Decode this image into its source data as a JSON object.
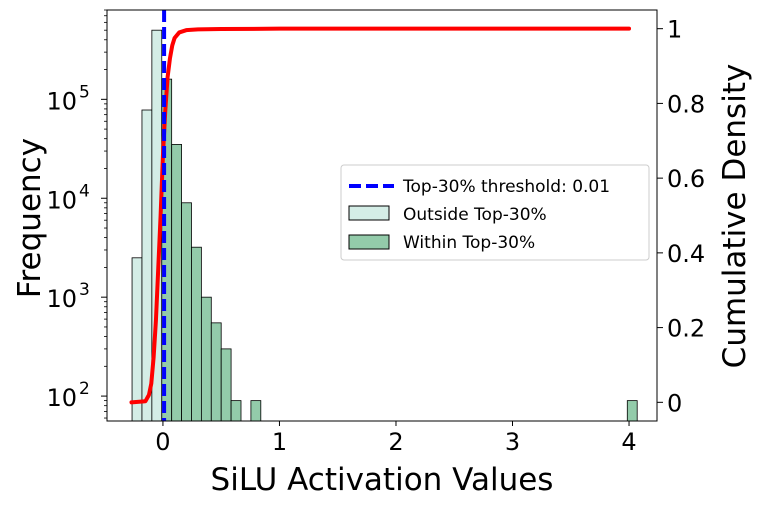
{
  "chart_data": {
    "type": "histogram",
    "xlabel": "SiLU Activation Values",
    "ylabel": "Frequency",
    "y2label": "Cumulative Density",
    "xlim": [
      -0.48,
      4.24
    ],
    "ylim_log": [
      56,
      800000
    ],
    "y2lim": [
      -0.05,
      1.05
    ],
    "yscale": "log",
    "x_ticks": [
      {
        "value": 0,
        "label": "0"
      },
      {
        "value": 1,
        "label": "1"
      },
      {
        "value": 2,
        "label": "2"
      },
      {
        "value": 3,
        "label": "3"
      },
      {
        "value": 4,
        "label": "4"
      }
    ],
    "y_ticks": [
      {
        "value": 100,
        "base": "10",
        "exp": "2"
      },
      {
        "value": 1000,
        "base": "10",
        "exp": "3"
      },
      {
        "value": 10000,
        "base": "10",
        "exp": "4"
      },
      {
        "value": 100000,
        "base": "10",
        "exp": "5"
      }
    ],
    "y2_ticks": [
      {
        "value": 0,
        "label": "0"
      },
      {
        "value": 0.2,
        "label": "0.2"
      },
      {
        "value": 0.4,
        "label": "0.4"
      },
      {
        "value": 0.6,
        "label": "0.6"
      },
      {
        "value": 0.8,
        "label": "0.8"
      },
      {
        "value": 1,
        "label": "1"
      }
    ],
    "threshold": 0.01,
    "bin_width": 0.085,
    "series": [
      {
        "name": "Outside Top-30%",
        "color": "#d4ede6",
        "bins": [
          {
            "x0": -0.265,
            "count": 2500
          },
          {
            "x0": -0.18,
            "count": 78000
          },
          {
            "x0": -0.095,
            "count": 500000
          }
        ]
      },
      {
        "name": "Within Top-30%",
        "color": "#93cbaa",
        "bins": [
          {
            "x0": -0.01,
            "count": 160000
          },
          {
            "x0": 0.075,
            "count": 35000
          },
          {
            "x0": 0.16,
            "count": 9000
          },
          {
            "x0": 0.245,
            "count": 3200
          },
          {
            "x0": 0.33,
            "count": 1000
          },
          {
            "x0": 0.415,
            "count": 550
          },
          {
            "x0": 0.5,
            "count": 300
          },
          {
            "x0": 0.585,
            "count": 90
          },
          {
            "x0": 0.67,
            "count": 0
          },
          {
            "x0": 0.755,
            "count": 90
          },
          {
            "x0": 3.985,
            "count": 90
          }
        ]
      }
    ],
    "cdf": {
      "name": "Cumulative",
      "color": "#ff0000",
      "x": [
        -0.27,
        -0.15,
        -0.12,
        -0.1,
        -0.08,
        -0.06,
        -0.04,
        -0.02,
        0.0,
        0.02,
        0.04,
        0.06,
        0.08,
        0.1,
        0.14,
        0.2,
        0.3,
        0.5,
        1.0,
        2.0,
        3.0,
        4.0
      ],
      "y": [
        0.0,
        0.003,
        0.02,
        0.05,
        0.12,
        0.22,
        0.36,
        0.5,
        0.66,
        0.78,
        0.87,
        0.92,
        0.955,
        0.975,
        0.99,
        0.996,
        0.998,
        0.999,
        1.0,
        1.0,
        1.0,
        1.0
      ]
    },
    "legend": {
      "placement": "center-right",
      "entries": [
        {
          "label": "Top-30% threshold: 0.01",
          "kind": "dashed-line",
          "color": "#0000ff"
        },
        {
          "label": "Outside Top-30%",
          "kind": "patch",
          "color": "#d4ede6"
        },
        {
          "label": "Within Top-30%",
          "kind": "patch",
          "color": "#93cbaa"
        }
      ]
    }
  }
}
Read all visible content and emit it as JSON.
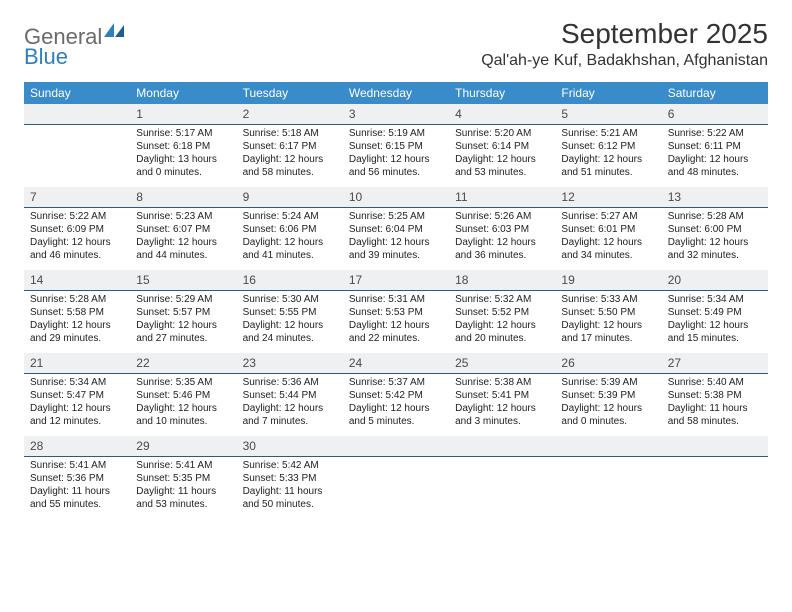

> [What is needed] Copy the listing in full and without alteration, omitting every picture.

> [Task solution]
Decode this image into its source data as a JSON object.
{
  "chart_data": {
    "type": "histogram",
    "xlabel": "SiLU Activation Values",
    "ylabel": "Frequency",
    "y2label": "Cumulative Density",
    "xlim": [
      -0.48,
      4.24
    ],
    "ylim_log": [
      56,
      800000
    ],
    "y2lim": [
      -0.05,
      1.05
    ],
    "yscale": "log",
    "x_ticks": [
      {
        "value": 0,
        "label": "0"
      },
      {
        "value": 1,
        "label": "1"
      },
      {
        "value": 2,
        "label": "2"
      },
      {
        "value": 3,
        "label": "3"
      },
      {
        "value": 4,
        "label": "4"
      }
    ],
    "y_ticks": [
      {
        "value": 100,
        "base": "10",
        "exp": "2"
      },
      {
        "value": 1000,
        "base": "10",
        "exp": "3"
      },
      {
        "value": 10000,
        "base": "10",
        "exp": "4"
      },
      {
        "value": 100000,
        "base": "10",
        "exp": "5"
      }
    ],
    "y2_ticks": [
      {
        "value": 0,
        "label": "0"
      },
      {
        "value": 0.2,
        "label": "0.2"
      },
      {
        "value": 0.4,
        "label": "0.4"
      },
      {
        "value": 0.6,
        "label": "0.6"
      },
      {
        "value": 0.8,
        "label": "0.8"
      },
      {
        "value": 1,
        "label": "1"
      }
    ],
    "threshold": 0.01,
    "bin_width": 0.085,
    "series": [
      {
        "name": "Outside Top-30%",
        "color": "#d4ede6",
        "bins": [
          {
            "x0": -0.265,
            "count": 2500
          },
          {
            "x0": -0.18,
            "count": 78000
          },
          {
            "x0": -0.095,
            "count": 500000
          }
        ]
      },
      {
        "name": "Within Top-30%",
        "color": "#93cbaa",
        "bins": [
          {
            "x0": -0.01,
            "count": 160000
          },
          {
            "x0": 0.075,
            "count": 35000
          },
          {
            "x0": 0.16,
            "count": 9000
          },
          {
            "x0": 0.245,
            "count": 3200
          },
          {
            "x0": 0.33,
            "count": 1000
          },
          {
            "x0": 0.415,
            "count": 550
          },
          {
            "x0": 0.5,
            "count": 300
          },
          {
            "x0": 0.585,
            "count": 90
          },
          {
            "x0": 0.67,
            "count": 0
          },
          {
            "x0": 0.755,
            "count": 90
          },
          {
            "x0": 3.985,
            "count": 90
          }
        ]
      }
    ],
    "cdf": {
      "name": "Cumulative",
      "color": "#ff0000",
      "x": [
        -0.27,
        -0.15,
        -0.12,
        -0.1,
        -0.08,
        -0.06,
        -0.04,
        -0.02,
        0.0,
        0.02,
        0.04,
        0.06,
        0.08,
        0.1,
        0.14,
        0.2,
        0.3,
        0.5,
        1.0,
        2.0,
        3.0,
        4.0
      ],
      "y": [
        0.0,
        0.003,
        0.02,
        0.05,
        0.12,
        0.22,
        0.36,
        0.5,
        0.66,
        0.78,
        0.87,
        0.92,
        0.955,
        0.975,
        0.99,
        0.996,
        0.998,
        0.999,
        1.0,
        1.0,
        1.0,
        1.0
      ]
    },
    "legend": {
      "placement": "center-right",
      "entries": [
        {
          "label": "Top-30% threshold: 0.01",
          "kind": "dashed-line",
          "color": "#0000ff"
        },
        {
          "label": "Outside Top-30%",
          "kind": "patch",
          "color": "#d4ede6"
        },
        {
          "label": "Within Top-30%",
          "kind": "patch",
          "color": "#93cbaa"
        }
      ]
    }
  }
}
Read all visible content and emit it as JSON.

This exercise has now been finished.